- Data to use
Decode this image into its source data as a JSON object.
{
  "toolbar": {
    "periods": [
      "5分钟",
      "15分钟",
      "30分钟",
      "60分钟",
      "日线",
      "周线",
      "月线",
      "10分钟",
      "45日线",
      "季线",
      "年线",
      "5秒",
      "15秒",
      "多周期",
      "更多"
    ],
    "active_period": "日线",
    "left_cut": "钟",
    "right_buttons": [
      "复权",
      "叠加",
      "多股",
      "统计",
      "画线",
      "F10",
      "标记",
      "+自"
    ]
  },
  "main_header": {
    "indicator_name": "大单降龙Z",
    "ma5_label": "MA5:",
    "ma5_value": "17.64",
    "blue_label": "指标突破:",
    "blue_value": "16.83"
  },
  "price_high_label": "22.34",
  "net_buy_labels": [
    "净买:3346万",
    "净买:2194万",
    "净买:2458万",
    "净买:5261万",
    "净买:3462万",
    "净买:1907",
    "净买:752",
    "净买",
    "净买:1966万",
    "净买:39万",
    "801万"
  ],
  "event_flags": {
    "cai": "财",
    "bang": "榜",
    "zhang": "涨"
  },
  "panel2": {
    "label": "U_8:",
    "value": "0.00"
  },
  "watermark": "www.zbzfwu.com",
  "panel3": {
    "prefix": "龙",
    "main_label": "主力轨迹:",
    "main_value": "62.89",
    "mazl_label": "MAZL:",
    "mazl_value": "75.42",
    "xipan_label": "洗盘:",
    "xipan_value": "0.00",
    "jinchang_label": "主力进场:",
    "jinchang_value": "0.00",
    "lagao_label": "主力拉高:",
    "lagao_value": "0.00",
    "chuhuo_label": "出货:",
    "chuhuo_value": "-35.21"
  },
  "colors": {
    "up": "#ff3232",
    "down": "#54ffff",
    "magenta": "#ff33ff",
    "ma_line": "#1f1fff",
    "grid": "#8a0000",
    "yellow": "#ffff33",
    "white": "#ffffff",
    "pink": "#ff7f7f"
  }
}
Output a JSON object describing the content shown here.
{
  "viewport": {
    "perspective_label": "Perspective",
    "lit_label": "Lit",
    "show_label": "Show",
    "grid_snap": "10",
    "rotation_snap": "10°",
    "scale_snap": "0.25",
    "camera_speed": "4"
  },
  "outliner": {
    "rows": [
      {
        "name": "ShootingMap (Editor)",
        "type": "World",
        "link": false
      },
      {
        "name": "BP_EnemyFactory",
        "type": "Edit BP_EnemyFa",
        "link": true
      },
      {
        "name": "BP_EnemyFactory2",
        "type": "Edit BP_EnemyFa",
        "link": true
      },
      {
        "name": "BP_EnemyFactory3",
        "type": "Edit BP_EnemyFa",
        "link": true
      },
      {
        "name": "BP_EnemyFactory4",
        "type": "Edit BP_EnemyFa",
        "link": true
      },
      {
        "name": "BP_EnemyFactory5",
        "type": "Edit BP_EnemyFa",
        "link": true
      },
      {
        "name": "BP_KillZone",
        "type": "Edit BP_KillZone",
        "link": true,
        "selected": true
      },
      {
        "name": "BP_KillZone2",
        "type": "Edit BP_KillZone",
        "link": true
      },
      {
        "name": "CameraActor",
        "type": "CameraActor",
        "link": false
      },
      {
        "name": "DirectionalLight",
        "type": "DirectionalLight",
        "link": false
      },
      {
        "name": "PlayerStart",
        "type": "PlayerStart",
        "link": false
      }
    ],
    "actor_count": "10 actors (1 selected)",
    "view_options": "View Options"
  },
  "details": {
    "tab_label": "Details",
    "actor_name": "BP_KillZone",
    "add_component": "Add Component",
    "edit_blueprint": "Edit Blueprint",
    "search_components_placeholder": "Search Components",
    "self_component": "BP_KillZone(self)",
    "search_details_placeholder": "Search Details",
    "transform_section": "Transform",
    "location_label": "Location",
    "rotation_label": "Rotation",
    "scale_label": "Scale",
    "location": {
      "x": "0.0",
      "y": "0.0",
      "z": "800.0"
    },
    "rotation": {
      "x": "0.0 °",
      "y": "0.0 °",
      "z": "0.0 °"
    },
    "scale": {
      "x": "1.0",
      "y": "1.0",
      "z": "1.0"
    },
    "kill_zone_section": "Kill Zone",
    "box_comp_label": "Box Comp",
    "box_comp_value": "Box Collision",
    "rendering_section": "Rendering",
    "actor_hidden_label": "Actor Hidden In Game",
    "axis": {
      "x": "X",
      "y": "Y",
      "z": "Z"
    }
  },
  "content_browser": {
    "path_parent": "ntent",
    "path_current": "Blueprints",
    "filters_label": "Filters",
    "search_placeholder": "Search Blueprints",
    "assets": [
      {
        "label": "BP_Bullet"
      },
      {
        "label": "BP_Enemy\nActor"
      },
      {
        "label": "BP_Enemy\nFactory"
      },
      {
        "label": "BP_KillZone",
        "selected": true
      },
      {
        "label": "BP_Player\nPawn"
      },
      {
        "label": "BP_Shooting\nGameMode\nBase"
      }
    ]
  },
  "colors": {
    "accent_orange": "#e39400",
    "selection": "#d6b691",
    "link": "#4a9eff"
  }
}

- Work required
Take every line that includes the string "CameraActor" and copy it.

- The output
        "name": "CameraActor",
        "type": "CameraActor",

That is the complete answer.